◆ **SELECTED EXTRACT**
□ □ □

Wednesday, January 19, 2005

Are jobs being sacrificed for greater technology? - Part I

Today I found a nice read written by Andy Kessler, in his new book "Running Money". Thought i ll share it here. This article beautifully sums up how technology is making inroads into people's lives. Are jobs being sacrificed for greater technology? Well.. read on...

United Paper Shuffle

by Andy Kessler

"You can't wear jeans," the woman at the United Airlines counter told me.

"What was that?" I asked.

"I'm sorry, we have rules and codes of conduct to adhere to. I can't let you sit in First Class wearing jeans."

"Really?" I had a cheap suit in my bag, but the last thing I wanted to do was dash into some phone booth and change into super executive so I could fly to Chicago.

"We can't have some sort of riff-raff in our premium sections."

"Well, I'm headed to a--"

"This is United Airlines, global leaders in air travel and destinations."

"I'm interv--"

"Just a second. Your record is flashing red. This is very odd. Are you some sort of VIP?"

"I like to think so, but I don't think too many beyond my mother would agree."

"Well someone at United Airlines thinks so. Your record has been flagged and the ticket comped. I don't think I've ever seen one like this. Family members get comped, but something is going on here with your record. Here you go, seat 2B. Or is that 'not to be,' tee-hee. Enjoy your flight."

□ □ □

◆ **DATA SECTION**
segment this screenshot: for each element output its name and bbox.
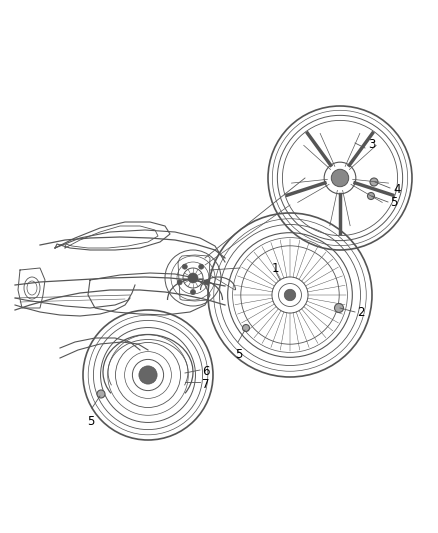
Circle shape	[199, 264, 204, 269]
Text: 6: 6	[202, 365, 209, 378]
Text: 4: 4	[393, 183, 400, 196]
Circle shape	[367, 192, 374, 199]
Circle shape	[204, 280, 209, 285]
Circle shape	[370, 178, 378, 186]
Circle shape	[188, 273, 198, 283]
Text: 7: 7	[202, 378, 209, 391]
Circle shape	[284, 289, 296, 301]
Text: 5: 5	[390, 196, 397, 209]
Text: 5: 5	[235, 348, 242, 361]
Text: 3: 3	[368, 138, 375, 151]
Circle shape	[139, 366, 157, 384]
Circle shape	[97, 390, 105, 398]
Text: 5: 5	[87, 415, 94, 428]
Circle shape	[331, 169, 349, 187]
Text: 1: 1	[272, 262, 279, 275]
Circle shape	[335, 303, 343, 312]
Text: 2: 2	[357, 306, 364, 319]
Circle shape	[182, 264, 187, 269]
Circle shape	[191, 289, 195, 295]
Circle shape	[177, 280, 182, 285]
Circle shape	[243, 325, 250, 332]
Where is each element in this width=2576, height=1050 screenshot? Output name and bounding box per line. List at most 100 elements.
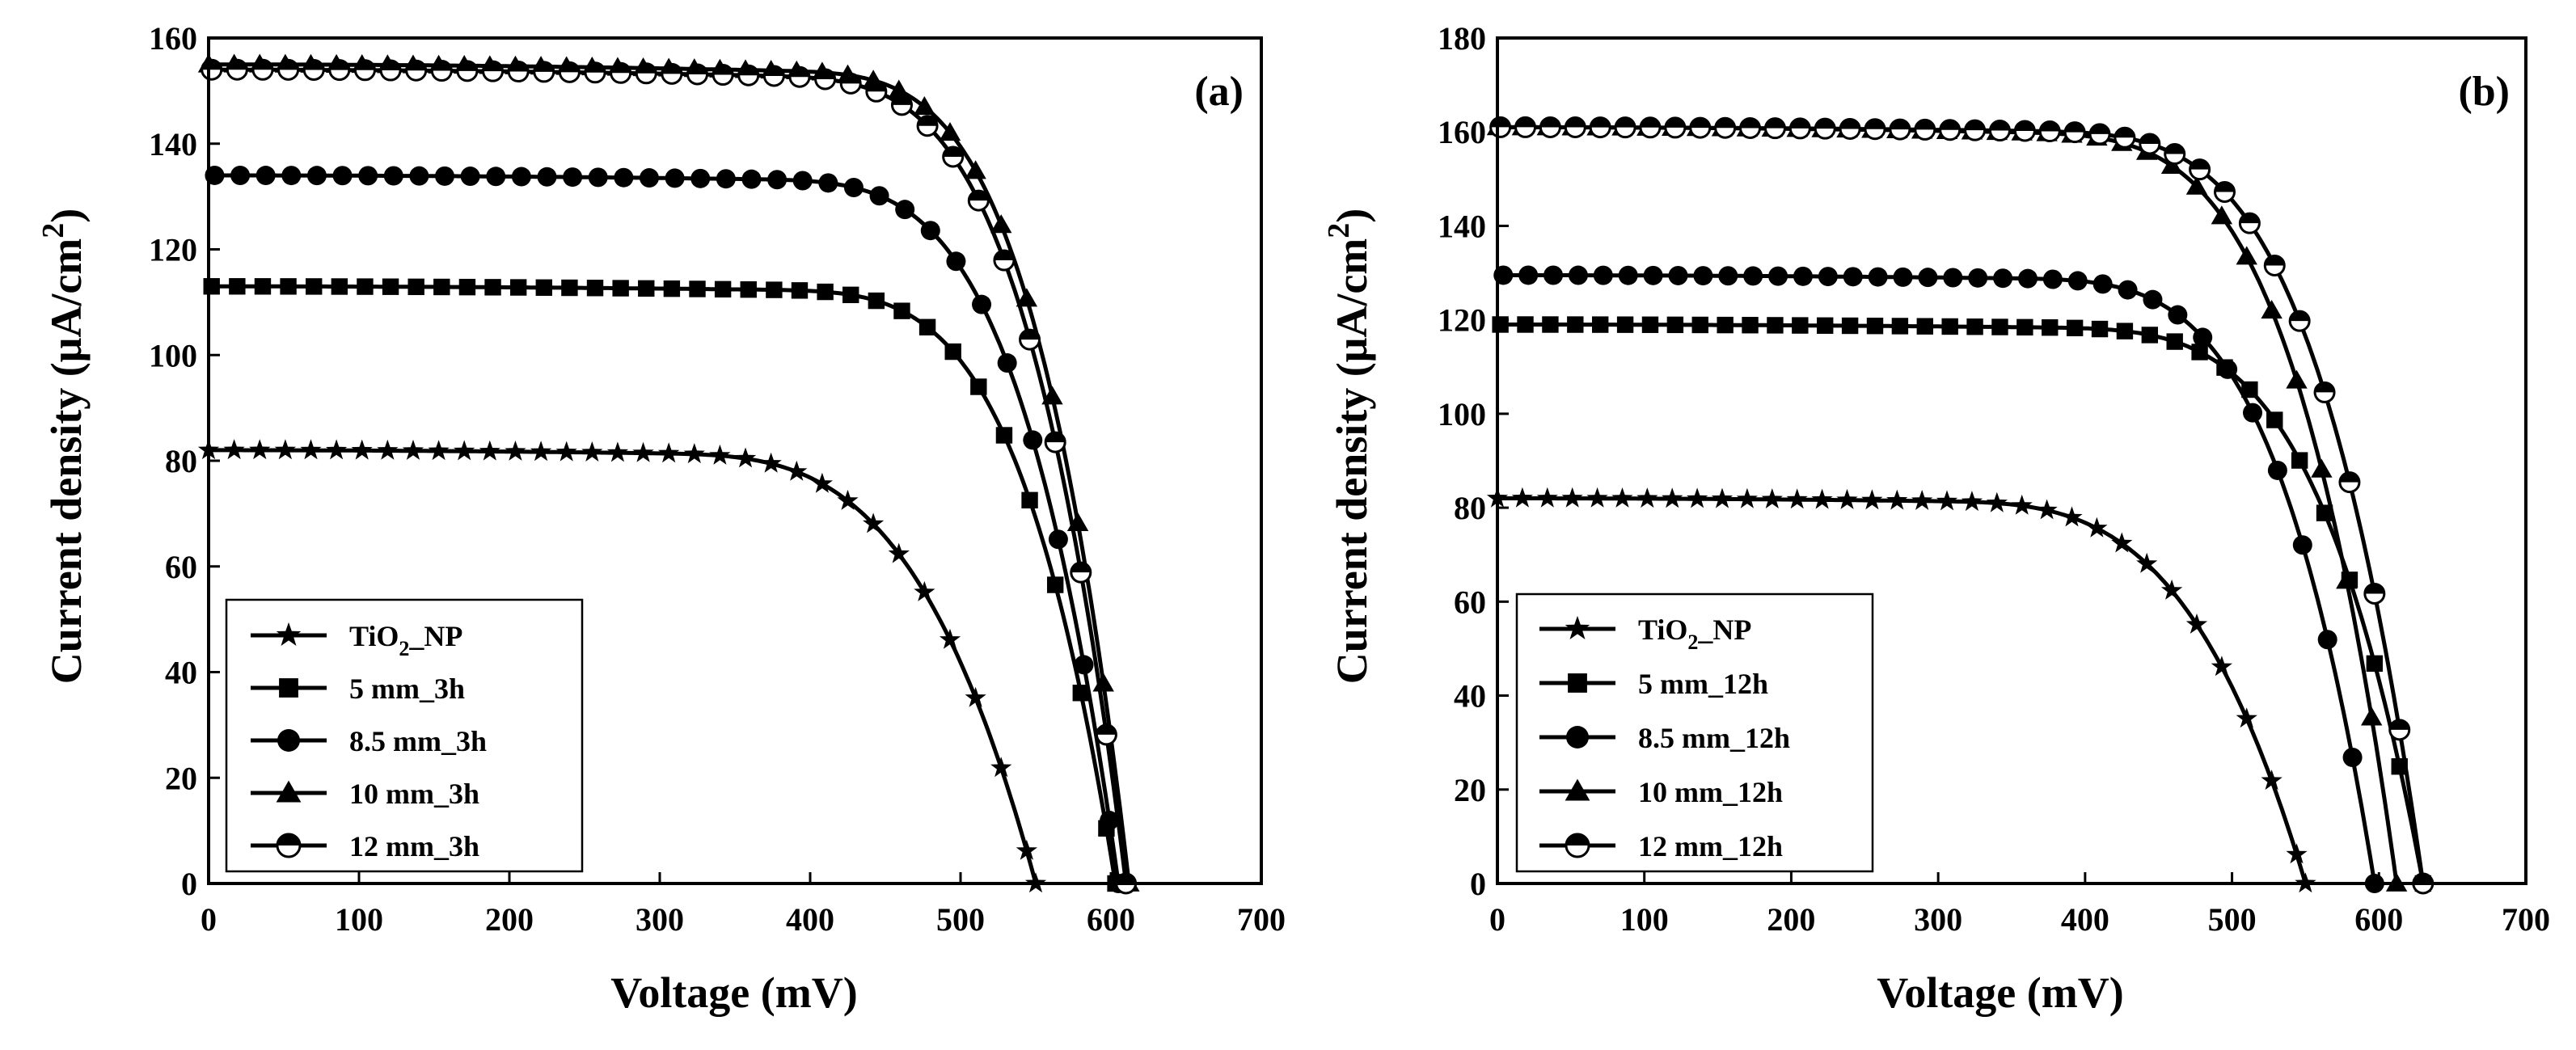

□ □ □

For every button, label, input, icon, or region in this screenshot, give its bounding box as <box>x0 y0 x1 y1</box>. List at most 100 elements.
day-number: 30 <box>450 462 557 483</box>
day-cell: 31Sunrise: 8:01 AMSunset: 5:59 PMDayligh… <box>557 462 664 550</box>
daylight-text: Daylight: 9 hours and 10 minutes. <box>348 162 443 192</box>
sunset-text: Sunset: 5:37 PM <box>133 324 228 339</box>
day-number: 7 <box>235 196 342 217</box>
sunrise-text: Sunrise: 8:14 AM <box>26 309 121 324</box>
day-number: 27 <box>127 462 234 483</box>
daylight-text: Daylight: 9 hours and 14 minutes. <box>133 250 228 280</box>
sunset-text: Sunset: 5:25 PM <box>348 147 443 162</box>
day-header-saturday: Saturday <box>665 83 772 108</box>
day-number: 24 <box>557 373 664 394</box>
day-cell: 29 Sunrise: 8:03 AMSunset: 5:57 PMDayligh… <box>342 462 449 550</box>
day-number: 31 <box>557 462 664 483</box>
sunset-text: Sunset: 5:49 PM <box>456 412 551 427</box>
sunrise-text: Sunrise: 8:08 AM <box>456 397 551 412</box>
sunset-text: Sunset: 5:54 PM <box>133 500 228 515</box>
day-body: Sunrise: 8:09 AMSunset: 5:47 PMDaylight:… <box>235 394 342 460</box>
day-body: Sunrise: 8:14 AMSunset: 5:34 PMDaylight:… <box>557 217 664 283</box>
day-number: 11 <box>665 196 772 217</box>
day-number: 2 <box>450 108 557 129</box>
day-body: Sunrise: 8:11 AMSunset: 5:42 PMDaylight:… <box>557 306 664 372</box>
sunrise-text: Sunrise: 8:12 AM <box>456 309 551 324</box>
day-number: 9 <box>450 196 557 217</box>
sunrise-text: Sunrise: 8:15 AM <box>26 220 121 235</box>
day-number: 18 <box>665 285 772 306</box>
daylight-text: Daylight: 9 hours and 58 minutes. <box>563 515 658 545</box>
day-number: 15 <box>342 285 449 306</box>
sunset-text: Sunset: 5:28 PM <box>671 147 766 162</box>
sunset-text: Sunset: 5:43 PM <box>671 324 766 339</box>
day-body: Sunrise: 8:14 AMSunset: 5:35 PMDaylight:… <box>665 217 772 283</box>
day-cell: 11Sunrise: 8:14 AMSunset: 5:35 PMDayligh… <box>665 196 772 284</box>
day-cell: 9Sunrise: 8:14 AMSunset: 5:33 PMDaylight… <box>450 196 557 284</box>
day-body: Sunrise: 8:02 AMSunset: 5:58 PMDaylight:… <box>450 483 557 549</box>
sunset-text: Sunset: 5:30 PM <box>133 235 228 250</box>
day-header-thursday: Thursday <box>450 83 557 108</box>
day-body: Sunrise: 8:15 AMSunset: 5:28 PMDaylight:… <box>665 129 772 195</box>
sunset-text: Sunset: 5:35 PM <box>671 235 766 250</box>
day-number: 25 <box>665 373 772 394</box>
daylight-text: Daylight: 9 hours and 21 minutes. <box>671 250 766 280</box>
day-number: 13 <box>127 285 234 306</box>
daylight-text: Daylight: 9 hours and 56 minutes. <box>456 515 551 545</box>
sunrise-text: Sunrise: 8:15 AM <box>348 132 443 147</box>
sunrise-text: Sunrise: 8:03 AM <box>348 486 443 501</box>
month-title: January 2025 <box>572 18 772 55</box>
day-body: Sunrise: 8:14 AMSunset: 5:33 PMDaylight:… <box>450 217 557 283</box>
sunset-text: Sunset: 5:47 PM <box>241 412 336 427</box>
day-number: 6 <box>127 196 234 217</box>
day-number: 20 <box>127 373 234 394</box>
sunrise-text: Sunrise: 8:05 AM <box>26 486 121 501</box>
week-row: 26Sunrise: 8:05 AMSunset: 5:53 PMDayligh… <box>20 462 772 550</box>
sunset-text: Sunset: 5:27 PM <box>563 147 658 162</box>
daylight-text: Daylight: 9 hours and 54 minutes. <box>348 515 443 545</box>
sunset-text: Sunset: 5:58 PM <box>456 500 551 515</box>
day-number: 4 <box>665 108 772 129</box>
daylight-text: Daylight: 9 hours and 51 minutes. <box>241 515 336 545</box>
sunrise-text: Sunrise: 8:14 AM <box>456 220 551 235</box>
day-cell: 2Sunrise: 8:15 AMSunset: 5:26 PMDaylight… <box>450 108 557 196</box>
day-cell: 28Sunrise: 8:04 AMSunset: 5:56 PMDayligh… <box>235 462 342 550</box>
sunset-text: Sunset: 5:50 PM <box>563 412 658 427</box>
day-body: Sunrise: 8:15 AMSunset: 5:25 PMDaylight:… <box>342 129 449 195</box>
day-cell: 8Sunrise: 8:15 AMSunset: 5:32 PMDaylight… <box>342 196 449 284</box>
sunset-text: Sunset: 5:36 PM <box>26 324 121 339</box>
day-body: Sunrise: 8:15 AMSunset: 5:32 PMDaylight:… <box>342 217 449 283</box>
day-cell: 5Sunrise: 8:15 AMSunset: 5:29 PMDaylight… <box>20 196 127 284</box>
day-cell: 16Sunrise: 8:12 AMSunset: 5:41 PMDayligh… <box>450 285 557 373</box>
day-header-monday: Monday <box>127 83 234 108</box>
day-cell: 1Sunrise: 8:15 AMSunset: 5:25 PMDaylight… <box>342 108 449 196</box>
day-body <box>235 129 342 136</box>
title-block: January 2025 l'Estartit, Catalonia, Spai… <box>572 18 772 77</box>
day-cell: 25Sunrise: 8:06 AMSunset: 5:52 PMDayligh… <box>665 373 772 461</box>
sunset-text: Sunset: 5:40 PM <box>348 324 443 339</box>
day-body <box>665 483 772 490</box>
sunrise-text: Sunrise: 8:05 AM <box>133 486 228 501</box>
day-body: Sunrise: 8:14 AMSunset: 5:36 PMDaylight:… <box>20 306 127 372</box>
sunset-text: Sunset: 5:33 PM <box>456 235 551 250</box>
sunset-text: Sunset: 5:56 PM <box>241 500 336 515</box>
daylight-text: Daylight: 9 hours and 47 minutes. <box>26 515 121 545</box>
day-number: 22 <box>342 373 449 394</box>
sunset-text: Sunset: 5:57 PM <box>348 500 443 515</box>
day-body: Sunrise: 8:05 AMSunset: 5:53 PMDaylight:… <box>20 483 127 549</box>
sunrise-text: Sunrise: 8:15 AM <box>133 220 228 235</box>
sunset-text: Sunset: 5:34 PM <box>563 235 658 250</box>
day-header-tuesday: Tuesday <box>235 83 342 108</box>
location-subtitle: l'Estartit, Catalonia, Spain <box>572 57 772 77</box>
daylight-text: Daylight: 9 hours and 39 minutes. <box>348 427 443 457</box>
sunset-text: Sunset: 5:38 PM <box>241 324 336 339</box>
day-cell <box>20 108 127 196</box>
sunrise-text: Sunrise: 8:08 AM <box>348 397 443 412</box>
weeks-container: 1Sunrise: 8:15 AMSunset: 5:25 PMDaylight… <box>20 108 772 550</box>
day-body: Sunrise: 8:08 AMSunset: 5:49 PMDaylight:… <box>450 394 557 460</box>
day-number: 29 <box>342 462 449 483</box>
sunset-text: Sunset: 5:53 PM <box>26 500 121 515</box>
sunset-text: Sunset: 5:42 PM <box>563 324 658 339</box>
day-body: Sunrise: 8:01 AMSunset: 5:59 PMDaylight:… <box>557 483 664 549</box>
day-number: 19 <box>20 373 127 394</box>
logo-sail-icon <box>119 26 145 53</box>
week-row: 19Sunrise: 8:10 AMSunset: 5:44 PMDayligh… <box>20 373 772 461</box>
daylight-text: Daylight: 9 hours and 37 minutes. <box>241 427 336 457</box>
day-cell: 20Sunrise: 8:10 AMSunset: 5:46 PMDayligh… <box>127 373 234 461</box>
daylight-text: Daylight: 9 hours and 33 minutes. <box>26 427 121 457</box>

□ □ □

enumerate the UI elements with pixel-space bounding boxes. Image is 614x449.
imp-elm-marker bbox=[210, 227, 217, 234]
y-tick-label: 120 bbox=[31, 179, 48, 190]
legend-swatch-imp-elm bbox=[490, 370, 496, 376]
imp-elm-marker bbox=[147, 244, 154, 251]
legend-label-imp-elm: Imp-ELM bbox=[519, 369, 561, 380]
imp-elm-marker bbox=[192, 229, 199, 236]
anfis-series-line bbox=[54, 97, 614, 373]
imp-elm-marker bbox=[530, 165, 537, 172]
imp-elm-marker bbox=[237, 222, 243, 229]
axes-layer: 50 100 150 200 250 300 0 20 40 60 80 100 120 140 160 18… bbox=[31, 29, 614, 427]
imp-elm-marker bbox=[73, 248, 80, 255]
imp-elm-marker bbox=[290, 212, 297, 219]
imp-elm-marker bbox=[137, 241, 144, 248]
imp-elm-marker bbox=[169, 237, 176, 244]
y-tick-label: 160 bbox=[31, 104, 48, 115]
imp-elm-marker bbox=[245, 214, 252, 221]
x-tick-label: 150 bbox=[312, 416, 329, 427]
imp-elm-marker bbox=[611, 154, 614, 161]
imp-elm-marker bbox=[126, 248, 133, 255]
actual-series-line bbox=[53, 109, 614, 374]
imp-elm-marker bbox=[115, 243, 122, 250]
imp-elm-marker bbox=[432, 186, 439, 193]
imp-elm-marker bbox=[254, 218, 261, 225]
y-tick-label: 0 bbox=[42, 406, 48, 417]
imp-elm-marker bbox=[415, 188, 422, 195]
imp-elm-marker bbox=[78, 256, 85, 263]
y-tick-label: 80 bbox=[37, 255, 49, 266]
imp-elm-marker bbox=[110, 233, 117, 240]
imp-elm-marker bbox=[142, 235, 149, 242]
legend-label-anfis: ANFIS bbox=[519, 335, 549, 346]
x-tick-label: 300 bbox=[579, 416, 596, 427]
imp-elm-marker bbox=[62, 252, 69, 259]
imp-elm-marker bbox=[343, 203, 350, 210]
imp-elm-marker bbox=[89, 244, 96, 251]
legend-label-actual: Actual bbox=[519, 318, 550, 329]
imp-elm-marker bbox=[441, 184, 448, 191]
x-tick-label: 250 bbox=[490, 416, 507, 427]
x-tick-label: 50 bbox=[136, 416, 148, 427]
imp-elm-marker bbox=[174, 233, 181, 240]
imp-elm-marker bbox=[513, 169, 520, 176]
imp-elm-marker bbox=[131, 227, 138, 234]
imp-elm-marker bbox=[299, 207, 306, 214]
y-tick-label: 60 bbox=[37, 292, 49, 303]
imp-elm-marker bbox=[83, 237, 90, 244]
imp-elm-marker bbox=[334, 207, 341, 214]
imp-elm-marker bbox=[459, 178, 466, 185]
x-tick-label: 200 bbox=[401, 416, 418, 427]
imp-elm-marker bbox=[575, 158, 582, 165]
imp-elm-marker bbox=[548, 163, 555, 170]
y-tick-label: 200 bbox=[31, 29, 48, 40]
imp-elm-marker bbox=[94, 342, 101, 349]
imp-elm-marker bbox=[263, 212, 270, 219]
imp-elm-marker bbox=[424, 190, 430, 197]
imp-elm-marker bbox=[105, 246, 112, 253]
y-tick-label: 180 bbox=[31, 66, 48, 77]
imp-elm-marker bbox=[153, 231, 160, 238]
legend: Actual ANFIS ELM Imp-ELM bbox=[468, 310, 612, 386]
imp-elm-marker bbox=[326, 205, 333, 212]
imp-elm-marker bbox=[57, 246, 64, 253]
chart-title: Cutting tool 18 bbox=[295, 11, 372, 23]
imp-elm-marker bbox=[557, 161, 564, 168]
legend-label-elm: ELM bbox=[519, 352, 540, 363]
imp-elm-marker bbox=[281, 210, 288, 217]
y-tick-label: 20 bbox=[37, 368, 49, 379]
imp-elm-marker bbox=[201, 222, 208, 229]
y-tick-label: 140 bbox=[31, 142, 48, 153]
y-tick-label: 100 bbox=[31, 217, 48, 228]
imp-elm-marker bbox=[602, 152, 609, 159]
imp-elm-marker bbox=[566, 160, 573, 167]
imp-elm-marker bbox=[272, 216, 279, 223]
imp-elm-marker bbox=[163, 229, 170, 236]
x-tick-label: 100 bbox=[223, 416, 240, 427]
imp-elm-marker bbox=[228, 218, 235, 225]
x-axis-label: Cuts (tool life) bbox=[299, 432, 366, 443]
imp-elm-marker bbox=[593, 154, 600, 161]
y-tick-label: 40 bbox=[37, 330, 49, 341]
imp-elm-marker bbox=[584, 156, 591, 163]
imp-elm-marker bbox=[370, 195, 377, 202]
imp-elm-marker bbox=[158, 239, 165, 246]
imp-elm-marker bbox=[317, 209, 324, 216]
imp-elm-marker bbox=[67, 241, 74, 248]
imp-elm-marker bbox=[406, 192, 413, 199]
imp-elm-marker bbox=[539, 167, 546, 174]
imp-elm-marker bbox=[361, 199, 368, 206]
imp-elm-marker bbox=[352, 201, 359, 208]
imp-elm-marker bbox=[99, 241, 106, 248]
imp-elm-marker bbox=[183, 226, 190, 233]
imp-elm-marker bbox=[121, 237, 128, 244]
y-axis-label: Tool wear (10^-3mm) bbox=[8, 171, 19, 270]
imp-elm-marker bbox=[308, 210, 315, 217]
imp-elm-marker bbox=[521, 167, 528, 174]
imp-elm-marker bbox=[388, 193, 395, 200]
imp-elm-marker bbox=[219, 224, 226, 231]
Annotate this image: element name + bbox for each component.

□ □ □

◆ **WHAT YOU WILL DO**
Extract the full blog post on jobs and technology from the top of the page and reproduce it word for word.

◆ **ANSWER FOR THE TASK**
Wednesday, January 19, 2005

Are jobs being sacrificed for greater technology? - Part I

Today I found a nice read written by Andy Kessler, in his new book "Running Money". Thought i ll share it here. This article beautifully sums up how technology is making inroads into people's lives. Are jobs being sacrificed for greater technology? Well.. read on...

United Paper Shuffle

by Andy Kessler

"You can't wear jeans," the woman at the United Airlines counter told me.

"What was that?" I asked.

"I'm sorry, we have rules and codes of conduct to adhere to. I can't let you sit in First Class wearing jeans."

"Really?" I had a cheap suit in my bag, but the last thing I wanted to do was dash into some phone booth and change into super executive so I could fly to Chicago.

"We can't have some sort of riff-raff in our premium sections."

"Well, I'm headed to a--"

"This is United Airlines, global leaders in air travel and destinations."

"I'm interv--"

"Just a second. Your record is flashing red. This is very odd. Are you some sort of VIP?"

"I like to think so, but I don't think too many beyond my mother would agree."

"Well someone at United Airlines thinks so. Your record has been flagged and the ticket comped. I don't think I've ever seen one like this. Family members get comped, but something is going on here with your record. Here you go, seat 2B. Or is that 'not to be,' tee-hee. Enjoy your flight."